■ Task objective: Look through the material below. Copy each line that contains the string "Grid".

[Saved entries]
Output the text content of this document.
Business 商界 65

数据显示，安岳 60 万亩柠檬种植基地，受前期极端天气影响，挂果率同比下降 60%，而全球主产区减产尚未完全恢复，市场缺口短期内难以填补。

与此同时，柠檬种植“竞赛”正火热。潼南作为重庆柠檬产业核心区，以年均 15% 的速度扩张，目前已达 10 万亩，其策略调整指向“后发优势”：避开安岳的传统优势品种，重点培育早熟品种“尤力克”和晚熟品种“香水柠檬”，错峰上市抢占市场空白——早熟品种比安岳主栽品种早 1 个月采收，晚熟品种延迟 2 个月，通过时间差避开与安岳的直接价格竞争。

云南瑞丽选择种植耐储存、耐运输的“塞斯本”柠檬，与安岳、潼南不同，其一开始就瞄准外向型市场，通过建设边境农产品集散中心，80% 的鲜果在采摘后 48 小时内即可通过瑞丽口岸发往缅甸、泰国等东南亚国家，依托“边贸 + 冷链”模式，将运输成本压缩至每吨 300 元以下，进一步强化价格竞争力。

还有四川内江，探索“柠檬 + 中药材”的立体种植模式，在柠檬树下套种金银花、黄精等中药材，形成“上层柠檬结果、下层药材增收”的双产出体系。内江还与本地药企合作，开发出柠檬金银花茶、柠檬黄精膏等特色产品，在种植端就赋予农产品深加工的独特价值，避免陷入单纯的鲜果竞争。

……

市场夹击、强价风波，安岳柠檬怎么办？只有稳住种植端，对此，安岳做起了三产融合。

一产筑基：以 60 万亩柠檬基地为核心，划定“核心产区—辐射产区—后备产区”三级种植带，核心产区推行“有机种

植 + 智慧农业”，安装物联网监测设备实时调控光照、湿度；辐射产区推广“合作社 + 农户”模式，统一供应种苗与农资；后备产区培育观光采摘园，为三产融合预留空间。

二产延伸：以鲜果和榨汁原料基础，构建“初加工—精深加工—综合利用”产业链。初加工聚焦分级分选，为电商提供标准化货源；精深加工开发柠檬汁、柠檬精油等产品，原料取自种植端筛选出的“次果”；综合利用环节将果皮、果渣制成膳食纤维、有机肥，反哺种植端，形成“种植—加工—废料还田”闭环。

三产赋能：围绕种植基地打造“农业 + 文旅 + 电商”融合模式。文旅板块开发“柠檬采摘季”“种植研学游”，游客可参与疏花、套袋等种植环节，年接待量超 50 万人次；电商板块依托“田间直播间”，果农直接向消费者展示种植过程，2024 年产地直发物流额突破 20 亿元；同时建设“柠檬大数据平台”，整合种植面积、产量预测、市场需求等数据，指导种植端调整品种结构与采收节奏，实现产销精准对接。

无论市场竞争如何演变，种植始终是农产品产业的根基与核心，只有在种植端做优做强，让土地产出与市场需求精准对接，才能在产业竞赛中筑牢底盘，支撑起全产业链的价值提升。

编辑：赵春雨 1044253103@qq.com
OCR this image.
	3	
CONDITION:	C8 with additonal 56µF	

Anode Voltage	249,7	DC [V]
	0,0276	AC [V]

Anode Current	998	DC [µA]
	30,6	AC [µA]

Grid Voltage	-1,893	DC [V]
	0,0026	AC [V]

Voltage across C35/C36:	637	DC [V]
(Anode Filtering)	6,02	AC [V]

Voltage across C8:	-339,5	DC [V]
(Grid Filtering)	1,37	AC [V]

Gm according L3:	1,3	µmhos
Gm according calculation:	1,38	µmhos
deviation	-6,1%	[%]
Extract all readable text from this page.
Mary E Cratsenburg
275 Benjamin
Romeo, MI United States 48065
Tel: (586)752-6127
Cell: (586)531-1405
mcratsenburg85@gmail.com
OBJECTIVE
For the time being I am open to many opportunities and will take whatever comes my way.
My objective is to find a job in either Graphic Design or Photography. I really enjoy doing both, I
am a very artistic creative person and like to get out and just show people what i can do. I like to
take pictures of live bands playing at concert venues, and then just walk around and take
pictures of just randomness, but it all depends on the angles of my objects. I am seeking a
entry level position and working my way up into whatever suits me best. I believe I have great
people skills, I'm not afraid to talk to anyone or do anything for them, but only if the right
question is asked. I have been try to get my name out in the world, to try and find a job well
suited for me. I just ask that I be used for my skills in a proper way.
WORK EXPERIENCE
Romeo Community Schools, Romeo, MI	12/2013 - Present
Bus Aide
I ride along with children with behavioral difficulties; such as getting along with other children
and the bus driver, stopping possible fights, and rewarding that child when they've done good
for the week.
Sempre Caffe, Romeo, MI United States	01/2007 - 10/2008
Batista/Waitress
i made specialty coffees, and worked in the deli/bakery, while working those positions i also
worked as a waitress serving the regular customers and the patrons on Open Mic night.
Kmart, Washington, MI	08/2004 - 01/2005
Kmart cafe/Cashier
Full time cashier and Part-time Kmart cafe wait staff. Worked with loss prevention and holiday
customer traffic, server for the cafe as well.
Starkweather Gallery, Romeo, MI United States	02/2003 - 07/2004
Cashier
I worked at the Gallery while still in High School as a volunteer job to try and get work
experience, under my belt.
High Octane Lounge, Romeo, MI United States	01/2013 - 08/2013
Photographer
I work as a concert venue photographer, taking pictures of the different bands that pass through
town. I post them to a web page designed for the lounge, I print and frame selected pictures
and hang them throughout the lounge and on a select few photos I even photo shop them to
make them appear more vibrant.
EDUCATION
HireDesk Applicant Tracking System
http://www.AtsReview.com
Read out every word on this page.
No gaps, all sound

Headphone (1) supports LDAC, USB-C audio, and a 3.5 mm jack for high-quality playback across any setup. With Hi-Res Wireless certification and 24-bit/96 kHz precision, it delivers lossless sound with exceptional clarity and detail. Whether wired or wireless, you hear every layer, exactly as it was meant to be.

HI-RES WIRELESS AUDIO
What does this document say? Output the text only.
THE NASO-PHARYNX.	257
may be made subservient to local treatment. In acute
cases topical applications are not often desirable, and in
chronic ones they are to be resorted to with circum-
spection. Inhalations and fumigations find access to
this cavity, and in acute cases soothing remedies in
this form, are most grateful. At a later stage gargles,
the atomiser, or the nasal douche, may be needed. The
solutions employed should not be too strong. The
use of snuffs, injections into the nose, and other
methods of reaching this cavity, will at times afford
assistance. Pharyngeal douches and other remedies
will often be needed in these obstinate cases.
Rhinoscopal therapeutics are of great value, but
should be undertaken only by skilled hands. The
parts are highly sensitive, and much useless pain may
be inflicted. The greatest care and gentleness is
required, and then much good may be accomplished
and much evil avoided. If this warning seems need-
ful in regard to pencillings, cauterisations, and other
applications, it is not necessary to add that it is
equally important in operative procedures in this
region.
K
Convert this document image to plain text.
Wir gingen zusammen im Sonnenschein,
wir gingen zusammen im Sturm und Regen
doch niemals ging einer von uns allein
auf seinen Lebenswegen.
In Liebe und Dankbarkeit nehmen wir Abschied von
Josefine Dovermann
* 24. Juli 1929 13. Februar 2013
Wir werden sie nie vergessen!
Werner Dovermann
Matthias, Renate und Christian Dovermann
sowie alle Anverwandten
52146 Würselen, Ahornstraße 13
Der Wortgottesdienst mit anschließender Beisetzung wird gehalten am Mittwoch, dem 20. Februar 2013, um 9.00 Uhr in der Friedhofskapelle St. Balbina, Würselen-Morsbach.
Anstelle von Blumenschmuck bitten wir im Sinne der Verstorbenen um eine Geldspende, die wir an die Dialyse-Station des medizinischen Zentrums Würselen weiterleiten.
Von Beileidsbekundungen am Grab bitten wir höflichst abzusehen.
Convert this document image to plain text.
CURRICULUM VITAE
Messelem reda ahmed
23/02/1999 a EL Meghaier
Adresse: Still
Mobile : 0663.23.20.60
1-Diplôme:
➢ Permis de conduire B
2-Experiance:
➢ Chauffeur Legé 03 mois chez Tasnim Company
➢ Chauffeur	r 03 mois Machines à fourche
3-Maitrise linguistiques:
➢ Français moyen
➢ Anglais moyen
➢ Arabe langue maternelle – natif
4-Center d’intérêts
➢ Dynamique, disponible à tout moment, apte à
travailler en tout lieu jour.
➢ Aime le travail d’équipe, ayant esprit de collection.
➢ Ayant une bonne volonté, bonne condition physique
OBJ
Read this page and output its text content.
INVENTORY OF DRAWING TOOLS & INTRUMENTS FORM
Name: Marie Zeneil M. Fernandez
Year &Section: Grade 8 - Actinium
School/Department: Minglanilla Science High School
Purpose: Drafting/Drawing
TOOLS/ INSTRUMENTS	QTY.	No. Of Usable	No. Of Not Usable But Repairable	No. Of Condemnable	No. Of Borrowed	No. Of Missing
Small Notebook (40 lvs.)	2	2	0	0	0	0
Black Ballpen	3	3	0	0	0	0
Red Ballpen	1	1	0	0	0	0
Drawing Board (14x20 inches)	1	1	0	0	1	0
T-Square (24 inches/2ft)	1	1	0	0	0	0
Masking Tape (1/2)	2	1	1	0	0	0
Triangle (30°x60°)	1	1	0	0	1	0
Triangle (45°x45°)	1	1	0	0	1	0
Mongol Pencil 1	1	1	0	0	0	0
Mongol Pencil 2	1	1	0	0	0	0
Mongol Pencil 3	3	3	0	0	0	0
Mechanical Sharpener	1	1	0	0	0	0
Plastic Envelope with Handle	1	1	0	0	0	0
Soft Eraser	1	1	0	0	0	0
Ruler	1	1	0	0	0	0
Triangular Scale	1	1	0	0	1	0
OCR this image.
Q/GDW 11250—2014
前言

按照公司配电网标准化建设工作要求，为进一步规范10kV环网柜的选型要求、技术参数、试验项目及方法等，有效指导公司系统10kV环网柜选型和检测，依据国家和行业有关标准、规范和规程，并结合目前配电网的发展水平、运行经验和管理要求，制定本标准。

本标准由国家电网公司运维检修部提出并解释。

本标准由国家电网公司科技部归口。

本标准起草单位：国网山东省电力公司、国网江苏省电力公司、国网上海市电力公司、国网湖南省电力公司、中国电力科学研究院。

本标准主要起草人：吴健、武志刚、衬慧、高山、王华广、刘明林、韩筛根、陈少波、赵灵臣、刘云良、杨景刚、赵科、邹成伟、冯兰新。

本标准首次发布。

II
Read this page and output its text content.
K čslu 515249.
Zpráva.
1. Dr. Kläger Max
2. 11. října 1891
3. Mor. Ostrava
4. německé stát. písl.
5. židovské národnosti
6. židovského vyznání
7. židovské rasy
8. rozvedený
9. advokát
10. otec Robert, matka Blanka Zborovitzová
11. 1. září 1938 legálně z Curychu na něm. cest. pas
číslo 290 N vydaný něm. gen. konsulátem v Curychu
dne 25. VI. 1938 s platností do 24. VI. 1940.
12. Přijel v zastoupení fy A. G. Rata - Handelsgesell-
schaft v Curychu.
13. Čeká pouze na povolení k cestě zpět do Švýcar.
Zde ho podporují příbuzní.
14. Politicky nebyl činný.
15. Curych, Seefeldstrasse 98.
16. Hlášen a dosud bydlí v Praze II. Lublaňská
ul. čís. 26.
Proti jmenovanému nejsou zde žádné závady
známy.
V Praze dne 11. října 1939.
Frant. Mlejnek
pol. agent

■ Completed task:
Grid Voltage	-1,893	DC [V]
(Grid Filtering)	1,37	AC [V]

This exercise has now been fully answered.